- _What to produce_:
Quote, without change, all of the lines that follow.

- _Provided records_:
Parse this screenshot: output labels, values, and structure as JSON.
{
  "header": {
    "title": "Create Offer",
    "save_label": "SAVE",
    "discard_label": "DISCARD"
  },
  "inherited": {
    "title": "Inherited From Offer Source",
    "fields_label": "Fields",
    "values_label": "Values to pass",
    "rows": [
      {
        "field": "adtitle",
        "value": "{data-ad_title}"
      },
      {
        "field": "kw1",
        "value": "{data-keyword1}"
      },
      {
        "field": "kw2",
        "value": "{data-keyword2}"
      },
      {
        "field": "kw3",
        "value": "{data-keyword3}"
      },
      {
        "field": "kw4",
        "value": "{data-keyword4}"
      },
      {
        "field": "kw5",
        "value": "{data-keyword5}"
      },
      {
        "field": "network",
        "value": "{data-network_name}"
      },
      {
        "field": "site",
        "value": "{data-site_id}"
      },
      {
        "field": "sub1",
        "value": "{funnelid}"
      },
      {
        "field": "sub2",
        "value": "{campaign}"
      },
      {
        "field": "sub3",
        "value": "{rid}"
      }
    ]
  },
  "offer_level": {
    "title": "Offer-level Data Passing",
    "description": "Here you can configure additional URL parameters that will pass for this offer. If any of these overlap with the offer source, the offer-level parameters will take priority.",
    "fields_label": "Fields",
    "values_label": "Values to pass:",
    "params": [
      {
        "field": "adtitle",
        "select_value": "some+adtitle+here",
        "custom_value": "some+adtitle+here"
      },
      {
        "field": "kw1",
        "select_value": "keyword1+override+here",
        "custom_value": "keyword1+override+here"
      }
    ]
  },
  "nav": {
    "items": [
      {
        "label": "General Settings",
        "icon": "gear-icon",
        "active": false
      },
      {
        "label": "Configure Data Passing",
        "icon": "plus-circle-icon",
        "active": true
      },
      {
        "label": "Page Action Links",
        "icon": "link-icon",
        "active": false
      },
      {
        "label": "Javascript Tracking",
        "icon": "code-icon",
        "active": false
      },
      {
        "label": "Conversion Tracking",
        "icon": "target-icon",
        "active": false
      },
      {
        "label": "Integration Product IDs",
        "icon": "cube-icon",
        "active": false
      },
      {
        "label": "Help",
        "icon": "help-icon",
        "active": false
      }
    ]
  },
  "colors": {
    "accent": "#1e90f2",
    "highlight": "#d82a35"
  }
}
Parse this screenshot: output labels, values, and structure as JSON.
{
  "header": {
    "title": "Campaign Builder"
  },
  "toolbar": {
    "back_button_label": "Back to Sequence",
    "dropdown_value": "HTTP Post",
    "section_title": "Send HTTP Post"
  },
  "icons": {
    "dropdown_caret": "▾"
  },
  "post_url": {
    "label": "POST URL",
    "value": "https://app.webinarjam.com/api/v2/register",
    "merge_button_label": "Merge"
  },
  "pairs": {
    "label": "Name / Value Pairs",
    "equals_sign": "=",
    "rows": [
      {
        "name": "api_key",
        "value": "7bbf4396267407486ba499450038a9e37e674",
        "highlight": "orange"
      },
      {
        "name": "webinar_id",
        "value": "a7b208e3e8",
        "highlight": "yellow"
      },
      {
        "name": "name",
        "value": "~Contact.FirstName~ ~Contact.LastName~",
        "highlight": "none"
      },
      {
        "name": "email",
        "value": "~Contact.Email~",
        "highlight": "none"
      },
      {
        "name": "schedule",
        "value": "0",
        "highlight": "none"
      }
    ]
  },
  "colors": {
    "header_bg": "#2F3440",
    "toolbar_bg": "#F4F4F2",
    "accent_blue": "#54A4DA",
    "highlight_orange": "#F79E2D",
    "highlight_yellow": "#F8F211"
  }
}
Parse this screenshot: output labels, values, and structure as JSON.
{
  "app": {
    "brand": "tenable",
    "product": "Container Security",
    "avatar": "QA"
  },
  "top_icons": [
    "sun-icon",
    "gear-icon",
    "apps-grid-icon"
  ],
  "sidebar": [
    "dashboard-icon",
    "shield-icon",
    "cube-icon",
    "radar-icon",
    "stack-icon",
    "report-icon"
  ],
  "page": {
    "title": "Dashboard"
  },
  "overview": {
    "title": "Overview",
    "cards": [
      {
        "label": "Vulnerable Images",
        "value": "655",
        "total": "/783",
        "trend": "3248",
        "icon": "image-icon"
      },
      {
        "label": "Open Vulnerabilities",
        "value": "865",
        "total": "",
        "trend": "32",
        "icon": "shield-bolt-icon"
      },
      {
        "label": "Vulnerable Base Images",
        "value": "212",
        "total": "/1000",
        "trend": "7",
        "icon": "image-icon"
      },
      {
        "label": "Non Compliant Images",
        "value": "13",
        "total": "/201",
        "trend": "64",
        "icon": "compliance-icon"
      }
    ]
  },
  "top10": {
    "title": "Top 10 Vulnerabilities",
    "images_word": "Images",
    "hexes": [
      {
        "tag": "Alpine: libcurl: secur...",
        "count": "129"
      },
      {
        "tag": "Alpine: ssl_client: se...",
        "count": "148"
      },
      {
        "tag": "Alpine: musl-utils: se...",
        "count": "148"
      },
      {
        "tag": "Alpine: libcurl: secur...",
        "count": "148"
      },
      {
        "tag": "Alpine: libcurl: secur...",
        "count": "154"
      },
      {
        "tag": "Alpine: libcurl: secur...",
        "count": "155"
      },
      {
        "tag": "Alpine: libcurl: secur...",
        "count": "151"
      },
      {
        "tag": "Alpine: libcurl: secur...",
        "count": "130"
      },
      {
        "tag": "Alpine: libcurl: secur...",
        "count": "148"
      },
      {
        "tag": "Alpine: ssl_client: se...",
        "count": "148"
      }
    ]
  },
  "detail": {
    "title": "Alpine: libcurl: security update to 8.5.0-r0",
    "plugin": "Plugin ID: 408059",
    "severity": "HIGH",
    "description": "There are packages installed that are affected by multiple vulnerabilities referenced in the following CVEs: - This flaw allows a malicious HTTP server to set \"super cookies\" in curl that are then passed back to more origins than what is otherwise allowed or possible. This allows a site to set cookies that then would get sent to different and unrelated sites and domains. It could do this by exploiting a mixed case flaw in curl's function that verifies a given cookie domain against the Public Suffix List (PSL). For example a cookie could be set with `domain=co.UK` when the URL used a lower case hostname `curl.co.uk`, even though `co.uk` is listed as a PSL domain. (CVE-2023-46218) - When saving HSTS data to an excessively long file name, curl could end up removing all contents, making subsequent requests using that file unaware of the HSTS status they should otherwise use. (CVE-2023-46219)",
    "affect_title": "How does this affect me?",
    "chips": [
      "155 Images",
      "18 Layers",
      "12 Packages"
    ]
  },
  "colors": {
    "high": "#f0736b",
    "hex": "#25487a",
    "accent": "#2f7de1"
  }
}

- _Completed task_:
Parse this screenshot: output labels, values, and structure as JSON.
{
  "header": {
    "title": "Create Offer",
    "save_label": "SAVE",
    "discard_label": "DISCARD"
  },
  "inherited": {
    "title": "Inherited From Offer Source",
    "fields_label": "Fields",
    "values_label": "Values to pass",
    "rows": [
      {
        "field": "adtitle",
        "value": "{data-ad_title}"
      },
      {
        "field": "kw1",
        "value": "{data-keyword1}"
      },
      {
        "field": "kw2",
        "value": "{data-keyword2}"
      },
      {
        "field": "kw3",
        "value": "{data-keyword3}"
      },
      {
        "field": "kw4",
        "value": "{data-keyword4}"
      },
      {
        "field": "kw5",
        "value": "{data-keyword5}"
      },
      {
        "field": "network",
        "value": "{data-network_name}"
      },
      {
        "field": "site",
        "value": "{data-site_id}"
      },
      {
        "field": "sub1",
        "value": "{funnelid}"
      },
      {
        "field": "sub2",
        "value": "{campaign}"
      },
      {
        "field": "sub3",
        "value": "{rid}"
      }
    ]
  },
  "offer_level": {
    "title": "Offer-level Data Passing",
    "description": "Here you can configure additional URL parameters that will pass for this offer. If any of these overlap with the offer source, the offer-level parameters will take priority.",
    "fields_label": "Fields",
    "values_label": "Values to pass:",
    "params": [
      {
        "field": "adtitle",
        "select_value": "some+adtitle+here",
        "custom_value": "some+adtitle+here"
      },
      {
        "field": "kw1",
        "select_value": "keyword1+override+here",
        "custom_value": "keyword1+override+here"
      }
    ]
  },
  "nav": {
    "items": [
      {
        "label": "General Settings",
        "icon": "gear-icon",
        "active": false
      },
      {
        "label": "Configure Data Passing",
        "icon": "plus-circle-icon",
        "active": true
      },
      {
        "label": "Page Action Links",
        "icon": "link-icon",
        "active": false
      },
      {
        "label": "Javascript Tracking",
        "icon": "code-icon",
        "active": false
      },
      {
        "label": "Conversion Tracking",
        "icon": "target-icon",
        "active": false
      },
      {
        "label": "Integration Product IDs",
        "icon": "cube-icon",
        "active": false
      },
      {
        "label": "Help",
        "icon": "help-icon",
        "active": false
      }
    ]
  },
  "colors": {
    "accent": "#1e90f2",
    "highlight": "#d82a35"
  }
}
Parse this screenshot: output labels, values, and structure as JSON.
{
  "header": {
    "title": "Campaign Builder"
  },
  "toolbar": {
    "back_button_label": "Back to Sequence",
    "dropdown_value": "HTTP Post",
    "section_title": "Send HTTP Post"
  },
  "icons": {
    "dropdown_caret": "▾"
  },
  "post_url": {
    "label": "POST URL",
    "value": "https://app.webinarjam.com/api/v2/register",
    "merge_button_label": "Merge"
  },
  "pairs": {
    "label": "Name / Value Pairs",
    "equals_sign": "=",
    "rows": [
      {
        "name": "api_key",
        "value": "7bbf4396267407486ba499450038a9e37e674",
        "highlight": "orange"
      },
      {
        "name": "webinar_id",
        "value": "a7b208e3e8",
        "highlight": "yellow"
      },
      {
        "name": "name",
        "value": "~Contact.FirstName~ ~Contact.LastName~",
        "highlight": "none"
      },
      {
        "name": "email",
        "value": "~Contact.Email~",
        "highlight": "none"
      },
      {
        "name": "schedule",
        "value": "0",
        "highlight": "none"
      }
    ]
  },
  "colors": {
    "header_bg": "#2F3440",
    "toolbar_bg": "#F4F4F2",
    "accent_blue": "#54A4DA",
    "highlight_orange": "#F79E2D",
    "highlight_yellow": "#F8F211"
  }
}
Parse this screenshot: output labels, values, and structure as JSON.
{
  "app": {
    "brand": "tenable",
    "product": "Container Security",
    "avatar": "QA"
  },
  "top_icons": [
    "sun-icon",
    "gear-icon",
    "apps-grid-icon"
  ],
  "sidebar": [
    "dashboard-icon",
    "shield-icon",
    "cube-icon",
    "radar-icon",
    "stack-icon",
    "report-icon"
  ],
  "page": {
    "title": "Dashboard"
  },
  "overview": {
    "title": "Overview",
    "cards": [
      {
        "label": "Vulnerable Images",
        "value": "655",
        "total": "/783",
        "trend": "3248",
        "icon": "image-icon"
      },
      {
        "label": "Open Vulnerabilities",
        "value": "865",
        "total": "",
        "trend": "32",
        "icon": "shield-bolt-icon"
      },
      {
        "label": "Vulnerable Base Images",
        "value": "212",
        "total": "/1000",
        "trend": "7",
        "icon": "image-icon"
      },
      {
        "label": "Non Compliant Images",
        "value": "13",
        "total": "/201",
        "trend": "64",
        "icon": "compliance-icon"
      }
    ]
  },
  "top10": {
    "title": "Top 10 Vulnerabilities",
    "images_word": "Images",
    "hexes": [
      {
        "tag": "Alpine: libcurl: secur...",
        "count": "129"
      },
      {
        "tag": "Alpine: ssl_client: se...",
        "count": "148"
      },
      {
        "tag": "Alpine: musl-utils: se...",
        "count": "148"
      },
      {
        "tag": "Alpine: libcurl: secur...",
        "count": "148"
      },
      {
        "tag": "Alpine: libcurl: secur...",
        "count": "154"
      },
      {
        "tag": "Alpine: libcurl: secur...",
        "count": "155"
      },
      {
        "tag": "Alpine: libcurl: secur...",
        "count": "151"
      },
      {
        "tag": "Alpine: libcurl: secur...",
        "count": "130"
      },
      {
        "tag": "Alpine: libcurl: secur...",
        "count": "148"
      },
      {
        "tag": "Alpine: ssl_client: se...",
        "count": "148"
      }
    ]
  },
  "detail": {
    "title": "Alpine: libcurl: security update to 8.5.0-r0",
    "plugin": "Plugin ID: 408059",
    "severity": "HIGH",
    "description": "There are packages installed that are affected by multiple vulnerabilities referenced in the following CVEs: - This flaw allows a malicious HTTP server to set \"super cookies\" in curl that are then passed back to more origins than what is otherwise allowed or possible. This allows a site to set cookies that then would get sent to different and unrelated sites and domains. It could do this by exploiting a mixed case flaw in curl's function that verifies a given cookie domain against the Public Suffix List (PSL). For example a cookie could be set with `domain=co.UK` when the URL used a lower case hostname `curl.co.uk`, even though `co.uk` is listed as a PSL domain. (CVE-2023-46218) - When saving HSTS data to an excessively long file name, curl could end up removing all contents, making subsequent requests using that file unaware of the HSTS status they should otherwise use. (CVE-2023-46219)",
    "affect_title": "How does this affect me?",
    "chips": [
      "155 Images",
      "18 Layers",
      "12 Packages"
    ]
  },
  "colors": {
    "high": "#f0736b",
    "hex": "#25487a",
    "accent": "#2f7de1"
  }
}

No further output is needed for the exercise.